Task goal
Give the data below again exactly as it stands. Omit the pictures.

►

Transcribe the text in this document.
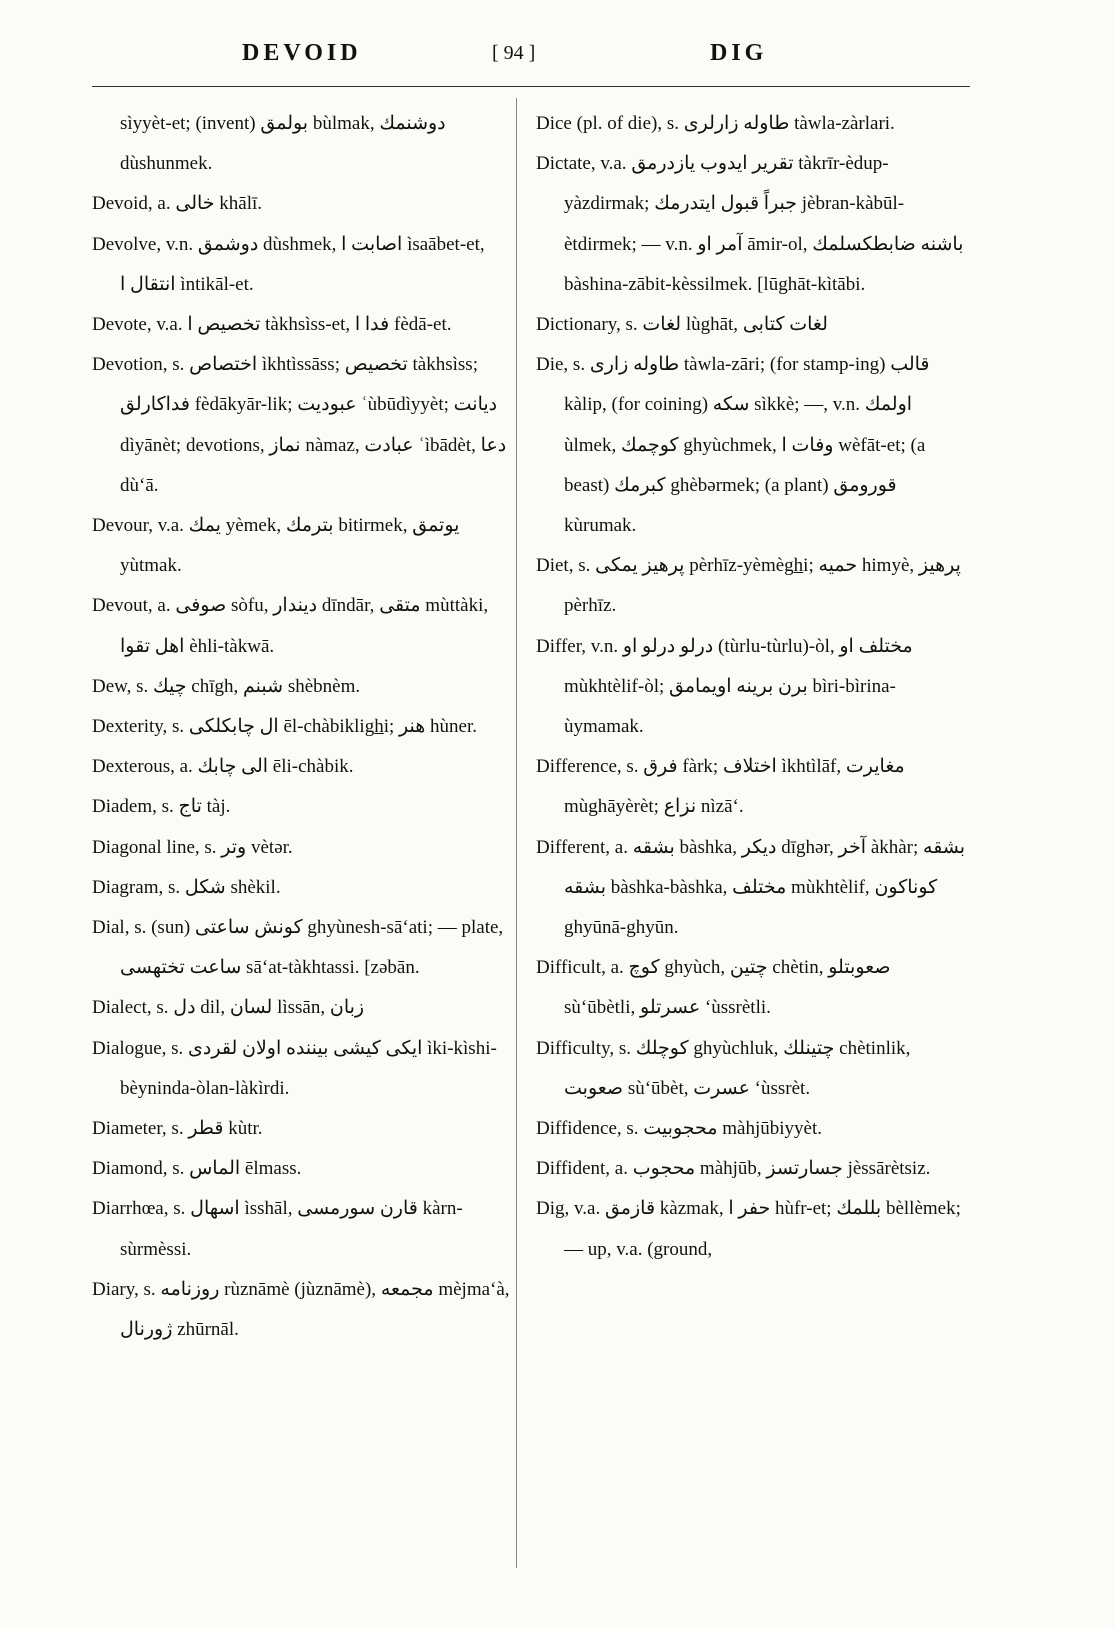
DEVOID	[ 94 ]	DIG

sìyyèt-et; (invent) بولمق bùlmak, دوشنمك dùshunmek.

Devoid, a. خالی khālī.

Devolve, v.n. دوشمق dùshmek, اصابت ا ìsaābet-et, انتقال ا ìntikāl-et.

Devote, v.a. تخصیص ا tàkhsìss-et, فدا ا fèdā-et.

Devotion, s. اختصاص ìkhtìssāss; تخصیص tàkhsìss; فداکارلق fèdākyār-lik; عبودیت ʿùbūdìyyèt; دیانت dìyānèt; devotions, نماز nàmaz, عبادت ʿìbādèt, دعا dù‘ā.

Devour, v.a. یمك yèmek, بترمك bitirmek, یوتمق yùtmak.

Devout, a. صوفی sòfu, دیندار dīndār, متقی mùttàki, اهل تقوا èhli-tàkwā.

Dew, s. چیك chīgh, شبنم shèbnèm.

Dexterity, s. ال چابکلکی ēl-chàbikligh̲i; هنر hùner.

Dexterous, a. الی چابك ēli-chàbik.

Diadem, s. تاج tàj.

Diagonal line, s. وتر vètər.

Diagram, s. شکل shèkil.

Dial, s. (sun) کونش ساعتی ghyùnesh-sā‘ati; — plate, ساعت تختهسی sā‘at-tàkhtassi. [zəbān.

Dialect, s. دل dil, لسان lìssān, زبان

Dialogue, s. ایکی کیشی بیننده اولان لقردی ìki-kìshi-bèyninda-òlan-làkìrdi.

Diameter, s. قطر kùtr.

Diamond, s. الماس ēlmass.

Diarrhœa, s. اسهال ìsshāl, قارن سورمسی kàrn-sùrmèssi.

Diary, s. روزنامه rùznāmè (jùznāmè), مجمعه mèjma‘à, ژورنال zhūrnāl.

Dice (pl. of die), s. طاوله زارلری tàwla-zàrlari.

Dictate, v.a. تقریر ایدوب یازدرمق tàkrīr-èdup-yàzdirmak; جبراً قبول ایتدرمك jèbran-kàbūl-ètdirmek; — v.n. آمر او āmir-ol, باشنه ضابطکسلمك bàshina-zābit-kèssilmek. [lūghāt-kìtābi.

Dictionary, s. لغات lùghāt, لغات کتابی

Die, s. طاوله زاری tàwla-zāri; (for stamp-ing) قالب kàlip, (for coining) سکه sìkkè; —, v.n. اولمك ùlmek, کوچمك ghyùchmek, وفات ا wèfāt-et; (a beast) کبرمك ghèbərmek; (a plant) قورومق kùrumak.

Diet, s. پرهیز یمکی pèrhīz-yèmègh̲i; حمیه himyè, پرهیز pèrhīz.

Differ, v.n. درلو درلو او (tùrlu-tùrlu)-òl, مختلف او mùkhtèlif-òl; برن برینه اویمامق bìri-bìrina-ùymamak.

Difference, s. فرق fàrk; اختلاف ìkhtìlāf, مغایرت mùghāyèrèt; نزاع nìzā‘.

Different, a. بشقه bàshka, دیکر dīghər, آخر àkhàr; بشقه بشقه bàshka-bàshka, مختلف mùkhtèlif, کوناکون ghyūnā-ghyūn.

Difficult, a. کوچ ghyùch, چتین chètin, صعوبتلو sù‘ūbètli, عسرتلو ‘ùssrètli.

Difficulty, s. کوچلك ghyùchluk, چتینلك chètinlik, صعوبت sù‘ūbèt, عسرت ‘ùssrèt.

Diffidence, s. محجوبیت màhjūbiyyèt.

Diffident, a. محجوب màhjūb, جسارتسز jèssārètsiz.

Dig, v.a. قازمق kàzmak, حفر ا hùfr-et; بللمك bèllèmek; — up, v.a. (ground,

◄

Answer to the problem
Transcribe the text in this document.
DEVOID	[ 94 ]	DIG

sìyyèt-et; (invent) بولمق bùlmak, دوشنمك dùshunmek.

Devoid, a. خالی khālī.

Devolve, v.n. دوشمق dùshmek, اصابت ا ìsaābet-et, انتقال ا ìntikāl-et.

Devote, v.a. تخصیص ا tàkhsìss-et, فدا ا fèdā-et.

Devotion, s. اختصاص ìkhtìssāss; تخصیص tàkhsìss; فداکارلق fèdākyār-lik; عبودیت ʿùbūdìyyèt; دیانت dìyānèt; devotions, نماز nàmaz, عبادت ʿìbādèt, دعا dù‘ā.

Devour, v.a. یمك yèmek, بترمك bitirmek, یوتمق yùtmak.

Devout, a. صوفی sòfu, دیندار dīndār, متقی mùttàki, اهل تقوا èhli-tàkwā.

Dew, s. چیك chīgh, شبنم shèbnèm.

Dexterity, s. ال چابکلکی ēl-chàbikligh̲i; هنر hùner.

Dexterous, a. الی چابك ēli-chàbik.

Diadem, s. تاج tàj.

Diagonal line, s. وتر vètər.

Diagram, s. شکل shèkil.

Dial, s. (sun) کونش ساعتی ghyùnesh-sā‘ati; — plate, ساعت تختهسی sā‘at-tàkhtassi. [zəbān.

Dialect, s. دل dil, لسان lìssān, زبان

Dialogue, s. ایکی کیشی بیننده اولان لقردی ìki-kìshi-bèyninda-òlan-làkìrdi.

Diameter, s. قطر kùtr.

Diamond, s. الماس ēlmass.

Diarrhœa, s. اسهال ìsshāl, قارن سورمسی kàrn-sùrmèssi.

Diary, s. روزنامه rùznāmè (jùznāmè), مجمعه mèjma‘à, ژورنال zhūrnāl.

Dice (pl. of die), s. طاوله زارلری tàwla-zàrlari.

Dictate, v.a. تقریر ایدوب یازدرمق tàkrīr-èdup-yàzdirmak; جبراً قبول ایتدرمك jèbran-kàbūl-ètdirmek; — v.n. آمر او āmir-ol, باشنه ضابطکسلمك bàshina-zābit-kèssilmek. [lūghāt-kìtābi.

Dictionary, s. لغات lùghāt, لغات کتابی

Die, s. طاوله زاری tàwla-zāri; (for stamp-ing) قالب kàlip, (for coining) سکه sìkkè; —, v.n. اولمك ùlmek, کوچمك ghyùchmek, وفات ا wèfāt-et; (a beast) کبرمك ghèbərmek; (a plant) قورومق kùrumak.

Diet, s. پرهیز یمکی pèrhīz-yèmègh̲i; حمیه himyè, پرهیز pèrhīz.

Differ, v.n. درلو درلو او (tùrlu-tùrlu)-òl, مختلف او mùkhtèlif-òl; برن برینه اویمامق bìri-bìrina-ùymamak.

Difference, s. فرق fàrk; اختلاف ìkhtìlāf, مغایرت mùghāyèrèt; نزاع nìzā‘.

Different, a. بشقه bàshka, دیکر dīghər, آخر àkhàr; بشقه بشقه bàshka-bàshka, مختلف mùkhtèlif, کوناکون ghyūnā-ghyūn.

Difficult, a. کوچ ghyùch, چتین chètin, صعوبتلو sù‘ūbètli, عسرتلو ‘ùssrètli.

Difficulty, s. کوچلك ghyùchluk, چتینلك chètinlik, صعوبت sù‘ūbèt, عسرت ‘ùssrèt.

Diffidence, s. محجوبیت màhjūbiyyèt.

Diffident, a. محجوب màhjūb, جسارتسز jèssārètsiz.

Dig, v.a. قازمق kàzmak, حفر ا hùfr-et; بللمك bèllèmek; — up, v.a. (ground,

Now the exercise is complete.